Do this. Gather every line from the entries below that includes "name".

Data provided.
•••••

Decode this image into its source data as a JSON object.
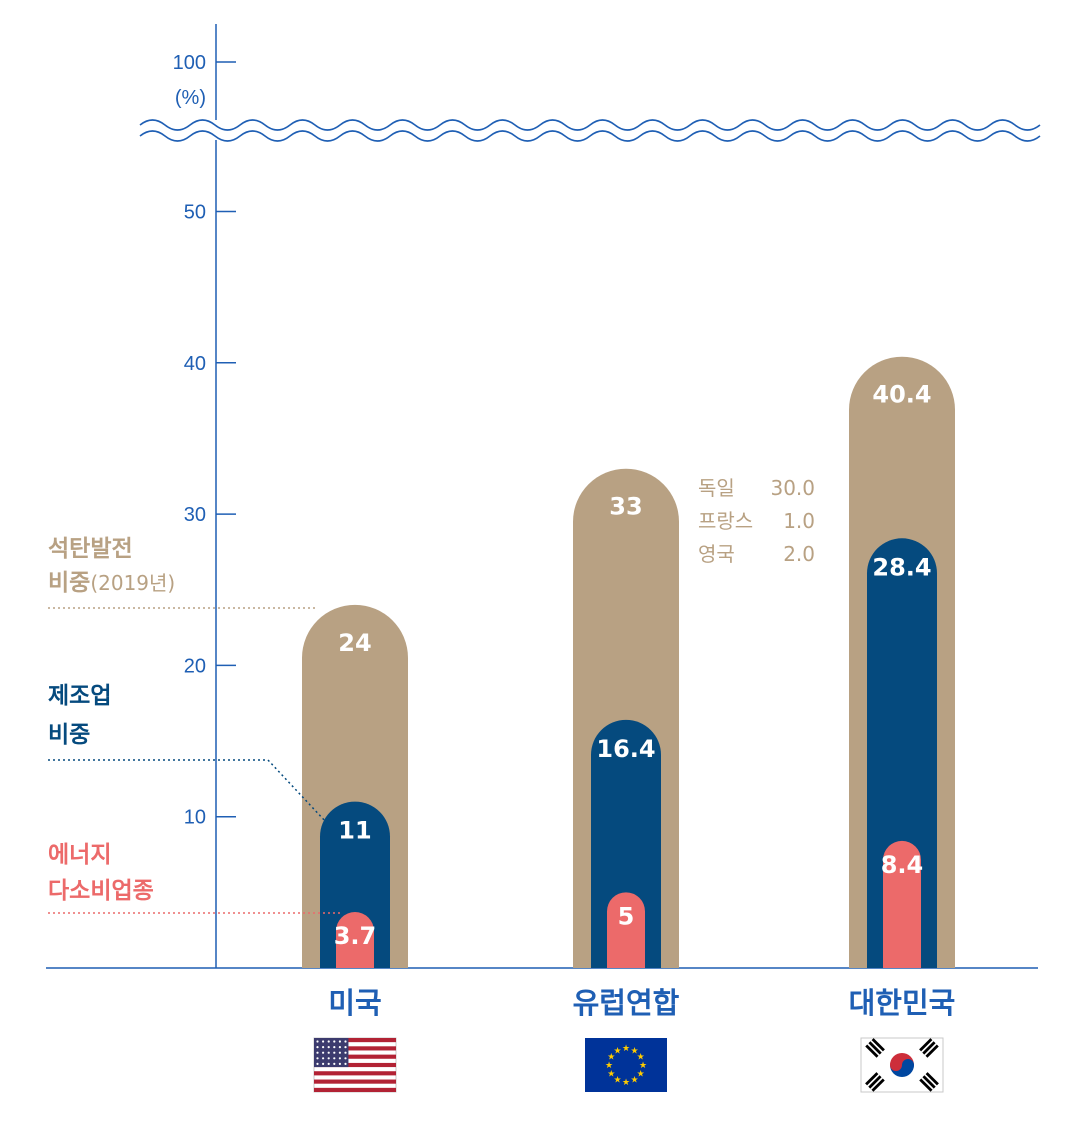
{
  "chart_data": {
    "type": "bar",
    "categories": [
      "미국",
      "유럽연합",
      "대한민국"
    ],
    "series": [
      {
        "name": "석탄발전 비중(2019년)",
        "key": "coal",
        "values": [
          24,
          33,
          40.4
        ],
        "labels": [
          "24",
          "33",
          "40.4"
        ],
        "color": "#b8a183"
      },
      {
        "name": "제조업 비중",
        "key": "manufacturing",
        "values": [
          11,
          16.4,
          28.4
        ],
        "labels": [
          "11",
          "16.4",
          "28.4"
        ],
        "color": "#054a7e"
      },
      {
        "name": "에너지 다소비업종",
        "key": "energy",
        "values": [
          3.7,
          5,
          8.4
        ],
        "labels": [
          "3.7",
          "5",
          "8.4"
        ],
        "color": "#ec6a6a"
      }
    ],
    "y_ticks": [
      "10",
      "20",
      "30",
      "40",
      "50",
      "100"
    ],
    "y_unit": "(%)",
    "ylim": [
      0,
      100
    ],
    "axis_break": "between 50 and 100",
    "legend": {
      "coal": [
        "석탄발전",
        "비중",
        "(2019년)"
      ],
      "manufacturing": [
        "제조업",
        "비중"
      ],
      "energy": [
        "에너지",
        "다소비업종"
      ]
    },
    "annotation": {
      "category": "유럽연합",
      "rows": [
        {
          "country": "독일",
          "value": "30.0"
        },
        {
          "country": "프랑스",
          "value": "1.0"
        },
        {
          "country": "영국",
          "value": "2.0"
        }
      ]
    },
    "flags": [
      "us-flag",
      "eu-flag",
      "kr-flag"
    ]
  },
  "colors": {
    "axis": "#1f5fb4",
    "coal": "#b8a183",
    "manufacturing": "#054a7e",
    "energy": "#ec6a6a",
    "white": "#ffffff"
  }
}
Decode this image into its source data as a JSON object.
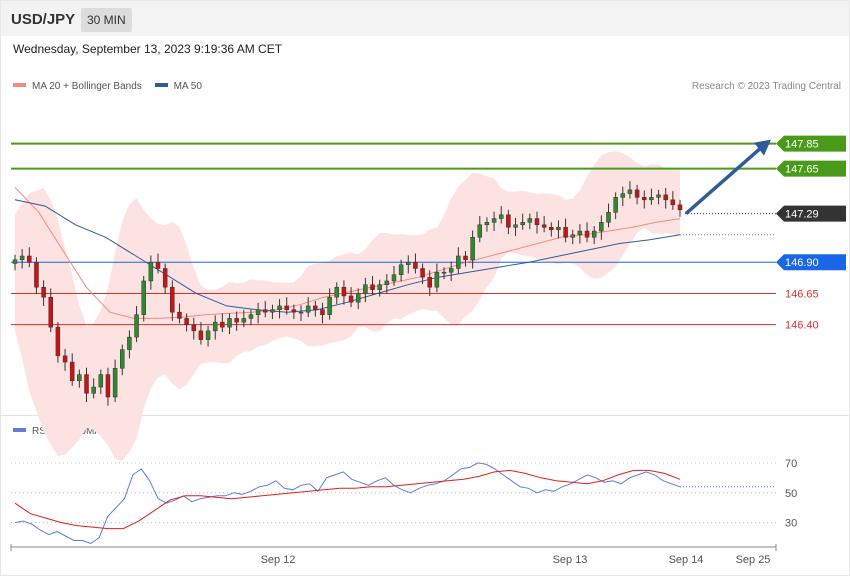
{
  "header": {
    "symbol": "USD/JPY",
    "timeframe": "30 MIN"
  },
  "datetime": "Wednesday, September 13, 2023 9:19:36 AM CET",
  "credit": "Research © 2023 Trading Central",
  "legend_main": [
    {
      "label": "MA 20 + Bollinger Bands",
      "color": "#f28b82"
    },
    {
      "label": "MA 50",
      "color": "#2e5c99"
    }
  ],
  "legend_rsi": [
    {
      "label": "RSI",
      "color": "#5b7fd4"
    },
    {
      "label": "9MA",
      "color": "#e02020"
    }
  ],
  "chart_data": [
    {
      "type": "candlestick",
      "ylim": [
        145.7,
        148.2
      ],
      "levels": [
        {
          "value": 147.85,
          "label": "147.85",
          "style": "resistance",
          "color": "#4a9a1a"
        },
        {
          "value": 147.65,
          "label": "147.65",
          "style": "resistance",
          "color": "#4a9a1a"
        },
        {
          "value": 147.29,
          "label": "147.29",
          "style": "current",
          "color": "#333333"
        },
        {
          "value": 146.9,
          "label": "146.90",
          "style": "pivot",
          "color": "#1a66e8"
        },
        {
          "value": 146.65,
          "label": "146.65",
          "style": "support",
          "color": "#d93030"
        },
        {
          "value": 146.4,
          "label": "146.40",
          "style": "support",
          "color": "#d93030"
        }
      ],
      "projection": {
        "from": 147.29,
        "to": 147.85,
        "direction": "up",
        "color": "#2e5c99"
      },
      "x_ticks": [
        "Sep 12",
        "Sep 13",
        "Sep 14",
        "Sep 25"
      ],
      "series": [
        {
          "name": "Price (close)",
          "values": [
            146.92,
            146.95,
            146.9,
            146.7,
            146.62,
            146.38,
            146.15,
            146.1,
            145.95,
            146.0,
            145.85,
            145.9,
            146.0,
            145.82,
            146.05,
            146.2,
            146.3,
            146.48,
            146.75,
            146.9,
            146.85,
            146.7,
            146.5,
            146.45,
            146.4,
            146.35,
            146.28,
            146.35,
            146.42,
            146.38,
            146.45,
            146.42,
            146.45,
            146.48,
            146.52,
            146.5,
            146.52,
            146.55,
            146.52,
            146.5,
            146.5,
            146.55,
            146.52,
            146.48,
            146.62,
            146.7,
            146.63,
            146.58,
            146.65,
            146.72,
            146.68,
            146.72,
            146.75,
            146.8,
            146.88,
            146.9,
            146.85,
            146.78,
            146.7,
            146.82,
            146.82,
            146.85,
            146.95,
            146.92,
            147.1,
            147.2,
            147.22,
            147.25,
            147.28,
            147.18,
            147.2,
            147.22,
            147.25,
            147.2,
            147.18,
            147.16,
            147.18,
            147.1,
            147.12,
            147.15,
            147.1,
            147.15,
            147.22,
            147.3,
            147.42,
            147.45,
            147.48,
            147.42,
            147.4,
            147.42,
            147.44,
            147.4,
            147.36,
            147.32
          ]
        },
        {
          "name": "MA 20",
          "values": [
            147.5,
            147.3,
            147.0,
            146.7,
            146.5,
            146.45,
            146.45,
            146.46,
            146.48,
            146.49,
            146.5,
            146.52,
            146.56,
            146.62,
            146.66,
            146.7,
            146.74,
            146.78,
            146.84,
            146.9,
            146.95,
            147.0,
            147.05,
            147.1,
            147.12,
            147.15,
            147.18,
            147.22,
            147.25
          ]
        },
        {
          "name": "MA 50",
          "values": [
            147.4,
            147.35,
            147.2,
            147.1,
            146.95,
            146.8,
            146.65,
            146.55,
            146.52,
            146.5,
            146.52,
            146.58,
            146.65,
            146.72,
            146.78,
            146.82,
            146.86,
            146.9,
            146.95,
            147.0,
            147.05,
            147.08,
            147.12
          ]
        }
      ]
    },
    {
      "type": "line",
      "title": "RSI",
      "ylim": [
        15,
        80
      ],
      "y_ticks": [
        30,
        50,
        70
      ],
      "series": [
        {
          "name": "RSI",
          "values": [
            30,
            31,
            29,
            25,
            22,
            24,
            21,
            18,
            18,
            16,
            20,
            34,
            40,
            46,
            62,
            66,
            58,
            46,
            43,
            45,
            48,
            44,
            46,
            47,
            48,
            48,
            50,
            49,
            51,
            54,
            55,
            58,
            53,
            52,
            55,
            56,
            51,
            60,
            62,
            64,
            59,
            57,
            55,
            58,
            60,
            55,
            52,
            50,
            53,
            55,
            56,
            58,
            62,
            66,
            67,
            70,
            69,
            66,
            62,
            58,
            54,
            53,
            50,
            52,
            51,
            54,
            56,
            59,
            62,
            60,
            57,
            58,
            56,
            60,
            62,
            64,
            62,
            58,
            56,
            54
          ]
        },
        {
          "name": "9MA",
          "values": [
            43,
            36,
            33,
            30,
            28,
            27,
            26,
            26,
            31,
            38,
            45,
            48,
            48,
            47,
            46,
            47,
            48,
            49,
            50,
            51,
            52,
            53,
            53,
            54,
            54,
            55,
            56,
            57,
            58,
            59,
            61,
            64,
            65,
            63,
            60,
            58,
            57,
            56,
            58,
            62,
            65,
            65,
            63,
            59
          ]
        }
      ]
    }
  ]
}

•••••

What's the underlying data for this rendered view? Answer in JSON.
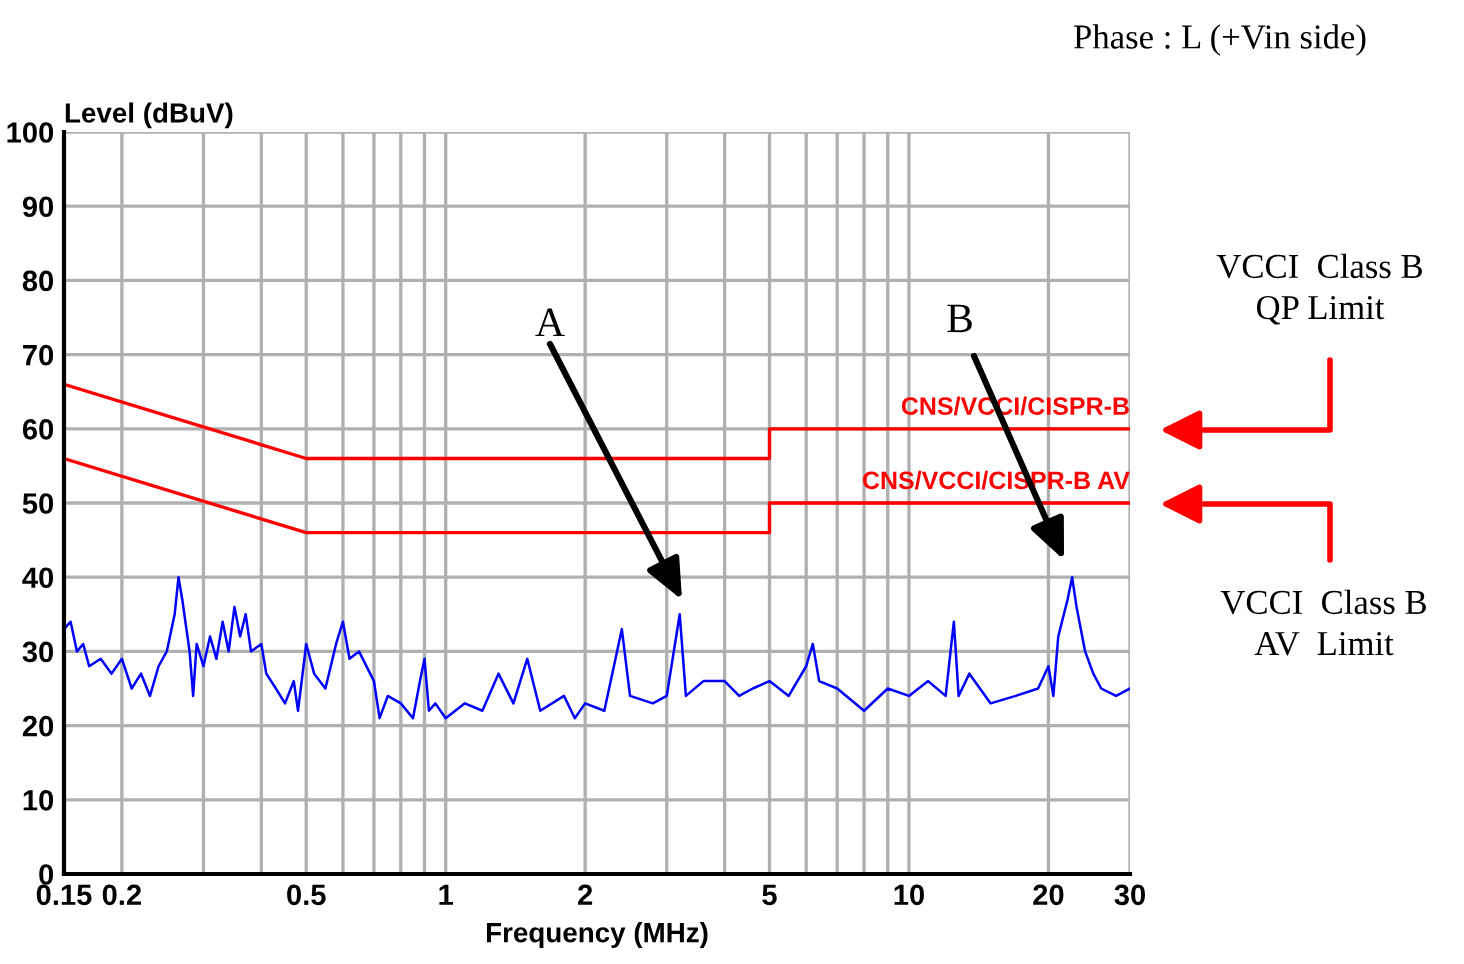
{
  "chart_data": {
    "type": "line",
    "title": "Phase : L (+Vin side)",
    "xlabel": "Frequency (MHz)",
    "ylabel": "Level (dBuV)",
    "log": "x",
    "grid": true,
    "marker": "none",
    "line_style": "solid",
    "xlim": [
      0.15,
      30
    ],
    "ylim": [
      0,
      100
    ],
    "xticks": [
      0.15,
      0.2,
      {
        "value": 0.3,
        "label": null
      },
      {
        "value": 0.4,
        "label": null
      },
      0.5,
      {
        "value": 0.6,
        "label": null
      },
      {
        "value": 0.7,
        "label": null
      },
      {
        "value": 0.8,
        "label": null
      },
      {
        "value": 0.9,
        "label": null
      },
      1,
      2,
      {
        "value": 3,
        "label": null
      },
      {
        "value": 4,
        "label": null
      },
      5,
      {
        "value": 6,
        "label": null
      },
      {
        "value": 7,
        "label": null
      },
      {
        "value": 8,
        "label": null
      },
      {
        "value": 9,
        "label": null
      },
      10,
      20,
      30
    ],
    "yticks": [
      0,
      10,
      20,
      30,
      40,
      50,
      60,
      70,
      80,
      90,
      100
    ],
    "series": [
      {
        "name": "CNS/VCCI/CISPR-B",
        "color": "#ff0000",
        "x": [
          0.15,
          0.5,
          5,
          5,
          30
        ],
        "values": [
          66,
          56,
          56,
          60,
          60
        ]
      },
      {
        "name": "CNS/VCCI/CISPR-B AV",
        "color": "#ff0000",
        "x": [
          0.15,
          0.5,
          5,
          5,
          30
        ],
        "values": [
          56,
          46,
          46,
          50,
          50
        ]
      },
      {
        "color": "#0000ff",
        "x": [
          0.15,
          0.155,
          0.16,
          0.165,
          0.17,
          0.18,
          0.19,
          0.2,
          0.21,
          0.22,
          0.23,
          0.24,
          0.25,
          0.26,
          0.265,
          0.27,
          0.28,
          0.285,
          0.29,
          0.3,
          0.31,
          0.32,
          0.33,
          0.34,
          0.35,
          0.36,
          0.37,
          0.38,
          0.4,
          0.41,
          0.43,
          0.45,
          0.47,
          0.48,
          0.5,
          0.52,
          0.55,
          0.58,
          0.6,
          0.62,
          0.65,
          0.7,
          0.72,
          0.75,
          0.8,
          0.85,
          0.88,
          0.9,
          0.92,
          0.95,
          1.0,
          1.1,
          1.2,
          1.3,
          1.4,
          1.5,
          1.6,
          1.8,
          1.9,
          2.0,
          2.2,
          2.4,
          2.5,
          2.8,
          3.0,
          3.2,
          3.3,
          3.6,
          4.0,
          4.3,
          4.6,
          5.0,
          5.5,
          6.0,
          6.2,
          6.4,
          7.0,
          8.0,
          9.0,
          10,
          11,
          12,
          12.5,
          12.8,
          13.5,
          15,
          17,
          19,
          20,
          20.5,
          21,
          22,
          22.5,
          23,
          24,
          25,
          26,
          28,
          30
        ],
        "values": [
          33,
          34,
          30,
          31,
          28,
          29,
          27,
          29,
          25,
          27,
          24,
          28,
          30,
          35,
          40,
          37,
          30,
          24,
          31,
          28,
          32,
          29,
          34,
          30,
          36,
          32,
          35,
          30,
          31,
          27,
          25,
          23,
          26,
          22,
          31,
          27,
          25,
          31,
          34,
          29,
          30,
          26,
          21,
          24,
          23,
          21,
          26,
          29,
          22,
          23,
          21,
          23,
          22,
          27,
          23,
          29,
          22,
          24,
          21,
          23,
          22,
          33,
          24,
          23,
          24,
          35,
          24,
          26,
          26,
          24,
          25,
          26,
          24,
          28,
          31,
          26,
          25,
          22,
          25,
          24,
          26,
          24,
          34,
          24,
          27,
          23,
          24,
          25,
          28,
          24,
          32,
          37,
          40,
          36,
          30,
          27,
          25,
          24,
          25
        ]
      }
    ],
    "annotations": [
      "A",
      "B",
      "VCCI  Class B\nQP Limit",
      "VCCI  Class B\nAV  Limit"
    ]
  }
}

•••••

The reply.
        "name": "석탄발전 비중(2019년)",
        "name": "제조업 비중",
        "name": "에너지 다소비업종",
          "name": "Price (close)",
          "name": "MA 20",
          "name": "MA 50",
          "name": "RSI",
          "name": "9MA",
        "name": "CNS/VCCI/CISPR-B",
        "name": "CNS/VCCI/CISPR-B AV",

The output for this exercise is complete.